Given problem: How many lines in the listing contain the string "feature"? Uppercase and lowercase letters count as different, and the reply should be the number alone.

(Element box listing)
+++++

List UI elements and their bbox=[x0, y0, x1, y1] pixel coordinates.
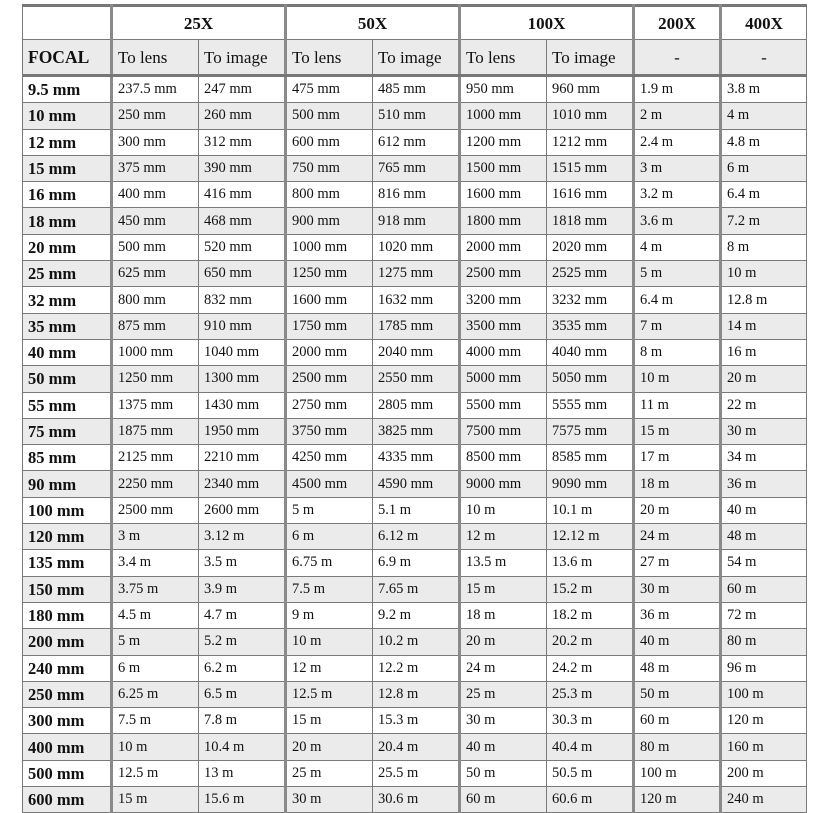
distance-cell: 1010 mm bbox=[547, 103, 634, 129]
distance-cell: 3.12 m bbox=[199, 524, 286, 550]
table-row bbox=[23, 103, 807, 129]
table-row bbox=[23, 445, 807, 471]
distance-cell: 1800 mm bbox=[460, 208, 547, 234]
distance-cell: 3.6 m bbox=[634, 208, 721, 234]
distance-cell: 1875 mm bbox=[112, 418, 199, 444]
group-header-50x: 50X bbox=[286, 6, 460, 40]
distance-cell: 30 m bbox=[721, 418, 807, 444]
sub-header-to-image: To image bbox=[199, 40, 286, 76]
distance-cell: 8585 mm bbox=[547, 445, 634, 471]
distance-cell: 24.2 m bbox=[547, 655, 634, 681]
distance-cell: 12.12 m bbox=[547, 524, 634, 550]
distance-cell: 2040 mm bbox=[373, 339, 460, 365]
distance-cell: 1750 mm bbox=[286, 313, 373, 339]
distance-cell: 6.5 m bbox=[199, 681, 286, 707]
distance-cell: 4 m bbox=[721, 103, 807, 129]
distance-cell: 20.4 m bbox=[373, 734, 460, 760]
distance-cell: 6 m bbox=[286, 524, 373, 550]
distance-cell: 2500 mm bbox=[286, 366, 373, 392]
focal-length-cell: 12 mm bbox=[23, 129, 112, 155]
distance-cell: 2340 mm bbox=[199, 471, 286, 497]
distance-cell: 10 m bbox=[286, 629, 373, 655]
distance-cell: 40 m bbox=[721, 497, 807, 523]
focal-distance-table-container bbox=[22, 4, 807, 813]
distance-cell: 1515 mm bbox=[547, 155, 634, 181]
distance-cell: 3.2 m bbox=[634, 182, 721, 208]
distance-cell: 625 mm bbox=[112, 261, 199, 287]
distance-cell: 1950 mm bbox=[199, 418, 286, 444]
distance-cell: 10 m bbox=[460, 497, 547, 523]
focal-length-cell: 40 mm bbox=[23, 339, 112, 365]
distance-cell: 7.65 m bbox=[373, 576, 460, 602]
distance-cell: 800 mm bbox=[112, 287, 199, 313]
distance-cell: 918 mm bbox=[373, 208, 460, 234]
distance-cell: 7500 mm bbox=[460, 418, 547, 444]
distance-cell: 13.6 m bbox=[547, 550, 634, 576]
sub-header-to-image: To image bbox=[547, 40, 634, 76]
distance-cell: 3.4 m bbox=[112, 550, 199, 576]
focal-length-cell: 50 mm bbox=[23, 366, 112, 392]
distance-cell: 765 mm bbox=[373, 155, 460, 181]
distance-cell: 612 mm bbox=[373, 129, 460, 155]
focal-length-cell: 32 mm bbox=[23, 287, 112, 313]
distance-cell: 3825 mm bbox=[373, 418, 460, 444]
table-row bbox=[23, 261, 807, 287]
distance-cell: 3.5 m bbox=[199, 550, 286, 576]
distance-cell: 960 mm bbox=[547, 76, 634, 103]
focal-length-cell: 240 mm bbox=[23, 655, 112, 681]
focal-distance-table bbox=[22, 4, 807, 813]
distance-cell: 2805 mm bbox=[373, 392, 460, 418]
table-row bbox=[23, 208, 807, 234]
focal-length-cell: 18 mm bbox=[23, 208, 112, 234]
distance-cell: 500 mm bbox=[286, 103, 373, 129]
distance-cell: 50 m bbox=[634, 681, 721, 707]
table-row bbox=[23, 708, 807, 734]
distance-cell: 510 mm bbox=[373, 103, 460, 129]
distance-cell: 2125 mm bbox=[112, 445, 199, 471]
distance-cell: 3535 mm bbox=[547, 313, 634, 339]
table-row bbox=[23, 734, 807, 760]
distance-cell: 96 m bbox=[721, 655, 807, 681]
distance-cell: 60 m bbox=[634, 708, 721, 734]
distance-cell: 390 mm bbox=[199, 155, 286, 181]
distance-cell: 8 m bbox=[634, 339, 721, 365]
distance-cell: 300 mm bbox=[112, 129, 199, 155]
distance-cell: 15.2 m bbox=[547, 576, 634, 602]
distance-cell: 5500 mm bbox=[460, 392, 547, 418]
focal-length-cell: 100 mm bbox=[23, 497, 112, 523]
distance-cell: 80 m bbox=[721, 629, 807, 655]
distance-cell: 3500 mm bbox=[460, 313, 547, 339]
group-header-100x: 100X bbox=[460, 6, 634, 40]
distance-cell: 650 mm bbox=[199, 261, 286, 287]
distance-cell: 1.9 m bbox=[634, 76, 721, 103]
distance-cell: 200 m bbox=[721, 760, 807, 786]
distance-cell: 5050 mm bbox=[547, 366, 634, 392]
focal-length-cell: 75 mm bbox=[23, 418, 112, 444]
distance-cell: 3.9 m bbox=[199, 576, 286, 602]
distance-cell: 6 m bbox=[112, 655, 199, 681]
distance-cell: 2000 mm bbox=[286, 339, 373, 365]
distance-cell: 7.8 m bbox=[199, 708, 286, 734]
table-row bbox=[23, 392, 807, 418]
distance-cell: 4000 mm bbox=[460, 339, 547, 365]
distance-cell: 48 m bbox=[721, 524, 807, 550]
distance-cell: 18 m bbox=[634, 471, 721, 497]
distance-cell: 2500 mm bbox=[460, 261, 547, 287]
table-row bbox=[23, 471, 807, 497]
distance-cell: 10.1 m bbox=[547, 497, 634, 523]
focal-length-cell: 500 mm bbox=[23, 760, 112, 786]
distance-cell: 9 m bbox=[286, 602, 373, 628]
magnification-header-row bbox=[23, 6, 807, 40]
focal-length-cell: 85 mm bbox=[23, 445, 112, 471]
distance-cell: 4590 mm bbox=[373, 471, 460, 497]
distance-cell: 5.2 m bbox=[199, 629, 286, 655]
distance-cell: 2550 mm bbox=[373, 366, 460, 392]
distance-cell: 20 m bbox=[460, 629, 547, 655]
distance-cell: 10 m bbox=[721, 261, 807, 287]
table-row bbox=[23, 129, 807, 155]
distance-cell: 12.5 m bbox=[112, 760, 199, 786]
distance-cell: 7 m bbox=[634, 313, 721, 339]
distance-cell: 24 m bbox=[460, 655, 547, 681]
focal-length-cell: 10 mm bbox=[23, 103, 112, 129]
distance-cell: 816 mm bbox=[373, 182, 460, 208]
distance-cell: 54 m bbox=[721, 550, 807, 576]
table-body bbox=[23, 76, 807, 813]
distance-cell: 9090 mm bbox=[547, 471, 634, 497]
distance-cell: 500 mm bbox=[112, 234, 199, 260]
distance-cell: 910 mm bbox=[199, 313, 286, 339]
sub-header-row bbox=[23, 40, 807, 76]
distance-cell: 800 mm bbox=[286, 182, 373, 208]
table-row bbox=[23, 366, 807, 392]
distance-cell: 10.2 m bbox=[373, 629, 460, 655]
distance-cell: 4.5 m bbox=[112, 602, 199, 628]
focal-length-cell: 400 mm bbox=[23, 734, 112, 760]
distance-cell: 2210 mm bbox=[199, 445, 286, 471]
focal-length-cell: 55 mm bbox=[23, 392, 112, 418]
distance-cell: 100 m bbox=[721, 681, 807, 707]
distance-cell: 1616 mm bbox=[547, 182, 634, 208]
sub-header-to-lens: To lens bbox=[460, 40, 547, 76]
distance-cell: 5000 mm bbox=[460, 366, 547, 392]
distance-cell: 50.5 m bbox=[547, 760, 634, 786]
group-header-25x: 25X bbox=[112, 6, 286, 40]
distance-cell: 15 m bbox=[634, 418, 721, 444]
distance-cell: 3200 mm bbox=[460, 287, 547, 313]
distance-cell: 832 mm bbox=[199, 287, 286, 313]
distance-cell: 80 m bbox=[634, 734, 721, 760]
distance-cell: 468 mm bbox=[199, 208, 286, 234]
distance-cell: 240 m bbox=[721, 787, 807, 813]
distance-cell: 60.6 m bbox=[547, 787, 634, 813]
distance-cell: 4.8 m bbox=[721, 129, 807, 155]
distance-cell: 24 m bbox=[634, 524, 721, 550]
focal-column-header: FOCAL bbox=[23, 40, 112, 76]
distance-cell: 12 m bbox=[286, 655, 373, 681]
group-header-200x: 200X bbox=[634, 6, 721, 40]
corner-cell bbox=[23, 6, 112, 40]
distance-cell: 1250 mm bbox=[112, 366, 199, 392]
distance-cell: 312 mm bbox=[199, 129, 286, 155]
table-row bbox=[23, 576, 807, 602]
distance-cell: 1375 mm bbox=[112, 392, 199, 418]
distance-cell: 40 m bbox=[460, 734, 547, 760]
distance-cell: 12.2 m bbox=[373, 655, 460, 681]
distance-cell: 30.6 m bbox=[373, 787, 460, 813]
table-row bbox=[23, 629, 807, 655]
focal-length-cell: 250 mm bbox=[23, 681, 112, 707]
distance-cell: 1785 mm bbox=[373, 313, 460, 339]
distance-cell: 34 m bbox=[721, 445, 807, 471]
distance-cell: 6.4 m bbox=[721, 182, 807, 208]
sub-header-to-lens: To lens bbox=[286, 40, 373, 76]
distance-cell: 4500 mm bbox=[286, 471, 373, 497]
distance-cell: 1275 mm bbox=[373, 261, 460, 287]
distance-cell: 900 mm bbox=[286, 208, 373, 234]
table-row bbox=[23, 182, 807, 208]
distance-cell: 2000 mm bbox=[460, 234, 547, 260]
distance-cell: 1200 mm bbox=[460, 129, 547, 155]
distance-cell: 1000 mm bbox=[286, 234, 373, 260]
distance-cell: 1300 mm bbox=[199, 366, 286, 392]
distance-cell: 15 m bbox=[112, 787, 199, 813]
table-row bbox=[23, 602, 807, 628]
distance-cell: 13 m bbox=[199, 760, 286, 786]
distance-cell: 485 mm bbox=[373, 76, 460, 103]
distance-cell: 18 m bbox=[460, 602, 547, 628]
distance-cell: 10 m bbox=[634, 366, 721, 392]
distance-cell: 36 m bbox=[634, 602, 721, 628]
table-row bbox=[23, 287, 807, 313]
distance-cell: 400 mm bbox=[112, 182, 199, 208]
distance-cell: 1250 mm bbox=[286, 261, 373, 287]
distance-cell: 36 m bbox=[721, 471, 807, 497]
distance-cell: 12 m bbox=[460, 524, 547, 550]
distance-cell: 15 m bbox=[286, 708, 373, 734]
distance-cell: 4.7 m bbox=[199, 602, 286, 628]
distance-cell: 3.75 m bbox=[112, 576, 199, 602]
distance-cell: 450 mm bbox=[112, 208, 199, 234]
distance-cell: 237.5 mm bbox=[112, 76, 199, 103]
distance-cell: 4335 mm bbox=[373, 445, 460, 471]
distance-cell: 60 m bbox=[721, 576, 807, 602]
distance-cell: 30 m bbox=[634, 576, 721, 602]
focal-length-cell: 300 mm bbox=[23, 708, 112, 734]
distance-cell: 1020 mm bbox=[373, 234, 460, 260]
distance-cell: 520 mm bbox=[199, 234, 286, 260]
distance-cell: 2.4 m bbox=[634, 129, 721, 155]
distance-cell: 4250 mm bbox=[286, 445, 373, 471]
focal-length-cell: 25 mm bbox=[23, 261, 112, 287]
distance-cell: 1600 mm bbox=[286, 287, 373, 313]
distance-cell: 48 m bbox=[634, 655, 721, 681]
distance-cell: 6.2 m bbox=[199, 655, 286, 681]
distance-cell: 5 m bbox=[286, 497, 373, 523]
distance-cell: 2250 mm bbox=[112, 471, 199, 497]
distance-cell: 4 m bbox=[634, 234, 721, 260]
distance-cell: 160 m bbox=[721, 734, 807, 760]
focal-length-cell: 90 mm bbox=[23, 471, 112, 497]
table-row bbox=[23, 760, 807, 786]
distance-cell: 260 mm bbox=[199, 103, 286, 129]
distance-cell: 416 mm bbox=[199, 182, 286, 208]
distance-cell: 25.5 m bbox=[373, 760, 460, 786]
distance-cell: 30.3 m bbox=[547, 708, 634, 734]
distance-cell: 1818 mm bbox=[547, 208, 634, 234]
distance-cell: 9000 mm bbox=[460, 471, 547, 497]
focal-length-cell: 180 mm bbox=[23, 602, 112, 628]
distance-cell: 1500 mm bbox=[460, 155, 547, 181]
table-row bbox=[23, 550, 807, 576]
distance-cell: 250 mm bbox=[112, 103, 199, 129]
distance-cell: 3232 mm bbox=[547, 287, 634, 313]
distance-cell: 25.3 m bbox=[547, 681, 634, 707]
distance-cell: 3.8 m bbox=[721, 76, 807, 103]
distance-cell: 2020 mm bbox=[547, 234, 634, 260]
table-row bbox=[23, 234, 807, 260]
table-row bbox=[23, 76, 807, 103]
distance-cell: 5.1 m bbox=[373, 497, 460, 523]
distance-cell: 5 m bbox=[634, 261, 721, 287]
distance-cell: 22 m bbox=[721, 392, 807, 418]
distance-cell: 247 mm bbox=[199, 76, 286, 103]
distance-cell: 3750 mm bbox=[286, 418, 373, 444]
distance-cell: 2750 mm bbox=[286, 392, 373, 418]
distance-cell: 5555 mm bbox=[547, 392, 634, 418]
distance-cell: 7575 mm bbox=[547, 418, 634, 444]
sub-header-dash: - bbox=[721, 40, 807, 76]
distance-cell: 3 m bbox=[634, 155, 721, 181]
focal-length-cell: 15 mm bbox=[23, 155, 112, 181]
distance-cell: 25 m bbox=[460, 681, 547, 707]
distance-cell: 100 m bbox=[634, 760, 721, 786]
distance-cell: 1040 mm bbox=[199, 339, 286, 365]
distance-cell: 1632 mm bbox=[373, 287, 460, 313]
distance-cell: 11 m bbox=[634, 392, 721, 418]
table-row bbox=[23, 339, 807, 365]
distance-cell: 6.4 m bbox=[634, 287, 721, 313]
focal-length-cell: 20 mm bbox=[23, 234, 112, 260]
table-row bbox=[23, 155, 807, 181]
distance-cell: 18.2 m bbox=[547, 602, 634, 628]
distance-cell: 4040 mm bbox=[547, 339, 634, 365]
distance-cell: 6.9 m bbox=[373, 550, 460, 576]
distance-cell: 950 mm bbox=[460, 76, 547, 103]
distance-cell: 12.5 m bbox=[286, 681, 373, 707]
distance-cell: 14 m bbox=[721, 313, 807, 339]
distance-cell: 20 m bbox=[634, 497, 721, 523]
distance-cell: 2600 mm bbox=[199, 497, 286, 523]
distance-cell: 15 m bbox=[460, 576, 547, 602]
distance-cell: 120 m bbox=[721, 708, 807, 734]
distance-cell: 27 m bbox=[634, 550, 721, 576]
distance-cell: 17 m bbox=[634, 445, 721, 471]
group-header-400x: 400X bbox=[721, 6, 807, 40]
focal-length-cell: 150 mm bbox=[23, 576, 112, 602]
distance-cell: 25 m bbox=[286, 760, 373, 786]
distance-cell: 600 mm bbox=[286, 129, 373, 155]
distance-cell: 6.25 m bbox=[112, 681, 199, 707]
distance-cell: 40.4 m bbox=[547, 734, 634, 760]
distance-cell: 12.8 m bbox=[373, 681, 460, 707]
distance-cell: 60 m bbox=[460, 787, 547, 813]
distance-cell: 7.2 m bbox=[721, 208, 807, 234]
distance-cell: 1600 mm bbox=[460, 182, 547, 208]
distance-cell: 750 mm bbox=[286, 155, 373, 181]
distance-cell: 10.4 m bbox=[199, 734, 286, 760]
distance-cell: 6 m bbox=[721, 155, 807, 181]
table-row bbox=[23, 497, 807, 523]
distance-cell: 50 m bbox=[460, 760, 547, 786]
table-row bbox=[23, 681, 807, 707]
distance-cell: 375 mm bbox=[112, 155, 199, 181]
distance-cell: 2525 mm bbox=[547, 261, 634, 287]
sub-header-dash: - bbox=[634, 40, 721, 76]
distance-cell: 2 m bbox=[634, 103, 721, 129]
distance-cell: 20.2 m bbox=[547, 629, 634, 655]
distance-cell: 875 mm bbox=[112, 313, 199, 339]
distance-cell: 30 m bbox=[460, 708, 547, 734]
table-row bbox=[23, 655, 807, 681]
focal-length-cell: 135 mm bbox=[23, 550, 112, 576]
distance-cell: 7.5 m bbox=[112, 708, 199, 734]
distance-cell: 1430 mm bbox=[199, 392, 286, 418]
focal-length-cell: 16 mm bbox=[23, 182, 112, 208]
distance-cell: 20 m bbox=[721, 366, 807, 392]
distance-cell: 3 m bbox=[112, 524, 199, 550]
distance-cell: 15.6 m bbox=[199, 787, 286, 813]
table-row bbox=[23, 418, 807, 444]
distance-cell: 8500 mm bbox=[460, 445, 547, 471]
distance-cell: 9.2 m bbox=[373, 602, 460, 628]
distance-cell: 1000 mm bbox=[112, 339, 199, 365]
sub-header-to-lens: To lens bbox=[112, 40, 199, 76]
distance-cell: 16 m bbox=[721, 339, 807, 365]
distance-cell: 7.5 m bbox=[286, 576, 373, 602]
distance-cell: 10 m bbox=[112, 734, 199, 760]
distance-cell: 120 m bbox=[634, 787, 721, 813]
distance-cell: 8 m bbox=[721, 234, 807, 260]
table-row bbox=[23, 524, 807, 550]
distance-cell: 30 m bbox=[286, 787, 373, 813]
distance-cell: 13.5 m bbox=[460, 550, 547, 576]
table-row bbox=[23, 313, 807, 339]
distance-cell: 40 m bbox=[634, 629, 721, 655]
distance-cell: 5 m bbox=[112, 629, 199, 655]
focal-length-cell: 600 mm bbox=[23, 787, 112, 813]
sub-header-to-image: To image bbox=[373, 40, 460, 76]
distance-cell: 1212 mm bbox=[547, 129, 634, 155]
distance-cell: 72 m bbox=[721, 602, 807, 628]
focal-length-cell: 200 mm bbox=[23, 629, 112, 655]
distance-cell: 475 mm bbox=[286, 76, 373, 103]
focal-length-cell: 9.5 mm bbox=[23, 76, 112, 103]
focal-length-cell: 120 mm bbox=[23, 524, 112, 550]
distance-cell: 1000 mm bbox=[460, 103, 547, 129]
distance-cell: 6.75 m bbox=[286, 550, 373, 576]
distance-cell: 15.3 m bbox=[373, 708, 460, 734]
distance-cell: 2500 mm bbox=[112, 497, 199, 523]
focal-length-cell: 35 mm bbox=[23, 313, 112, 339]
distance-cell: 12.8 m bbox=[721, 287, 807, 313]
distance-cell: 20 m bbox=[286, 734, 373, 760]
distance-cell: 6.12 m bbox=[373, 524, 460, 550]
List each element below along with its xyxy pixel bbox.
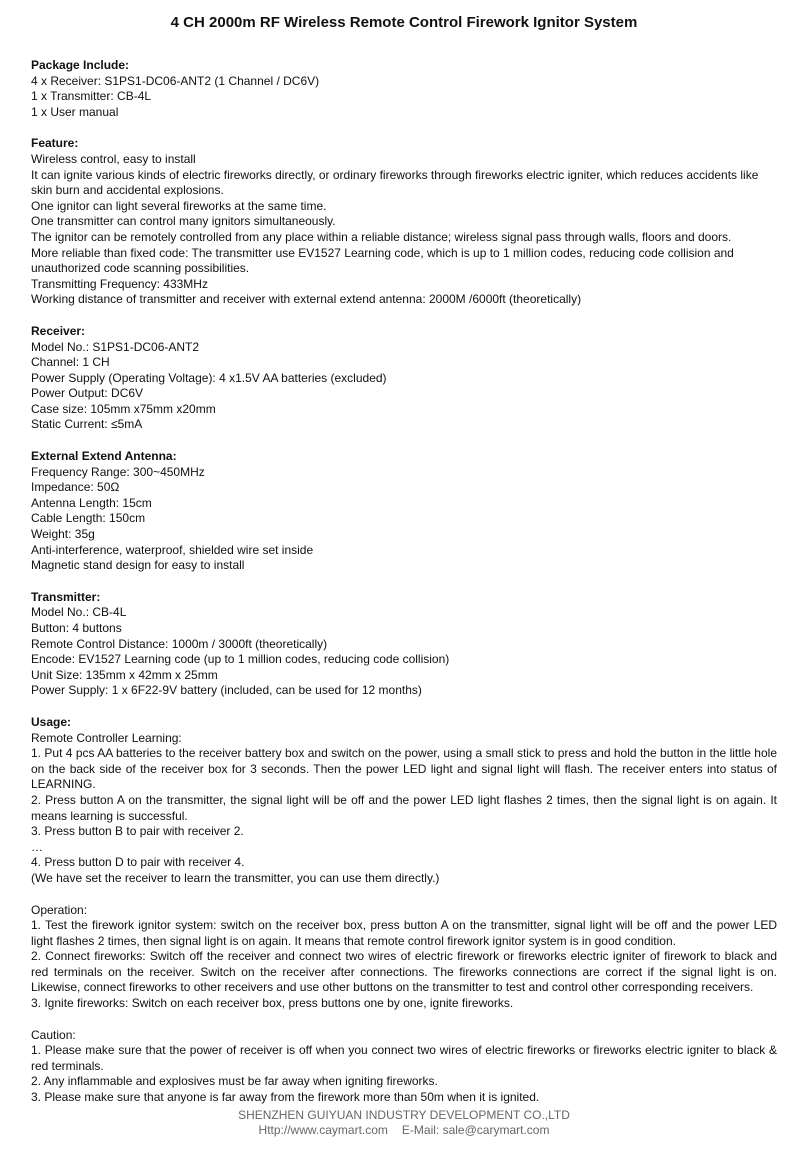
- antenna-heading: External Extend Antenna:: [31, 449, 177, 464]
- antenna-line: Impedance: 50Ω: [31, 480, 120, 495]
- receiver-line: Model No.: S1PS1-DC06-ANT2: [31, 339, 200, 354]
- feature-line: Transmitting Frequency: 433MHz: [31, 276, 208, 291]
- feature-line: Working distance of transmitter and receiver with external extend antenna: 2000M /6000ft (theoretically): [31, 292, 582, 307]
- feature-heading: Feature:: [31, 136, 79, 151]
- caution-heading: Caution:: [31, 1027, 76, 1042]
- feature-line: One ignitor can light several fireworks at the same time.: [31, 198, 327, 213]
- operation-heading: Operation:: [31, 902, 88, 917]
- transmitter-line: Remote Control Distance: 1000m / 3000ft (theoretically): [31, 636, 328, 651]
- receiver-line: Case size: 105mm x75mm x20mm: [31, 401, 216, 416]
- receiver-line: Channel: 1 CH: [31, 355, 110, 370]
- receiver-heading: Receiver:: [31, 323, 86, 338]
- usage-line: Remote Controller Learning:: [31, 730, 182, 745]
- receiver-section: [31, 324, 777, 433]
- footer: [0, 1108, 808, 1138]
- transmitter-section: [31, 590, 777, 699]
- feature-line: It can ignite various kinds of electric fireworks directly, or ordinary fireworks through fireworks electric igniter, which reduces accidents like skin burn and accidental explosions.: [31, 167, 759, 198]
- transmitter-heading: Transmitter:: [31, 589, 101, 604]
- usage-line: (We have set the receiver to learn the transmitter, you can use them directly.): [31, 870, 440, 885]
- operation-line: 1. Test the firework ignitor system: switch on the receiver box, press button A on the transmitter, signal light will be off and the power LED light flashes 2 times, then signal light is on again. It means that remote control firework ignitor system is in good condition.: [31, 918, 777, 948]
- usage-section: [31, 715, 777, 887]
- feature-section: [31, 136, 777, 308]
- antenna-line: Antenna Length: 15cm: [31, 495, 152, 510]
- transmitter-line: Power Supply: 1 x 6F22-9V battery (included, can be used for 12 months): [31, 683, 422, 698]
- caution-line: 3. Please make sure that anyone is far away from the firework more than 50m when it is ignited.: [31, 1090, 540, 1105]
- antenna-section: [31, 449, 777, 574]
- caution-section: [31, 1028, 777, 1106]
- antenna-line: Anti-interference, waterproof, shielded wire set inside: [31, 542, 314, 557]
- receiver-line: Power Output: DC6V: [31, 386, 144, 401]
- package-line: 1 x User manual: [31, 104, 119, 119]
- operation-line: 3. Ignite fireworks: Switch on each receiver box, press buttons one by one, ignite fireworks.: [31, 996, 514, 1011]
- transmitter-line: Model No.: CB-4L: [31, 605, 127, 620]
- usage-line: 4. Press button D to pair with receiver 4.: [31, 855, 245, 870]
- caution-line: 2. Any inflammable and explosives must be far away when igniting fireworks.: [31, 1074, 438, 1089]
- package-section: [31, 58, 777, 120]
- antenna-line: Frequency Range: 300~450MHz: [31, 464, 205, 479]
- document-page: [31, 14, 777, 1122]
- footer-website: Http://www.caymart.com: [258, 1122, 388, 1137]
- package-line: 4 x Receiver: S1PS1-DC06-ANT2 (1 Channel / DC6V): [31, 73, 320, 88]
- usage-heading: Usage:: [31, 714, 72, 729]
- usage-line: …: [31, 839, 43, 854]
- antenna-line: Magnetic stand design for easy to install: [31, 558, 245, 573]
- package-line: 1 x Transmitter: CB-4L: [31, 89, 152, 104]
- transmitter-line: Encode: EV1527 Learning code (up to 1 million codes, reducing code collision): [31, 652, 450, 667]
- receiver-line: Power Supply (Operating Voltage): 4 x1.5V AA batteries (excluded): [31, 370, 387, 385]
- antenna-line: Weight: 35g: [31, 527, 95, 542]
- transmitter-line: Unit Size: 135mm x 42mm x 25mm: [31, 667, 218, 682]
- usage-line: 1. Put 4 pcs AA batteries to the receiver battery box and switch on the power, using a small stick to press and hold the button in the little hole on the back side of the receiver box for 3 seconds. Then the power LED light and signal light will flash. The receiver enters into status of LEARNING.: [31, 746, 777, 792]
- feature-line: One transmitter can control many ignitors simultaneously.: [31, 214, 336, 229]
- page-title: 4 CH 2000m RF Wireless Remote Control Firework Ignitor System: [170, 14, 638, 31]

+++++

Written answer: 7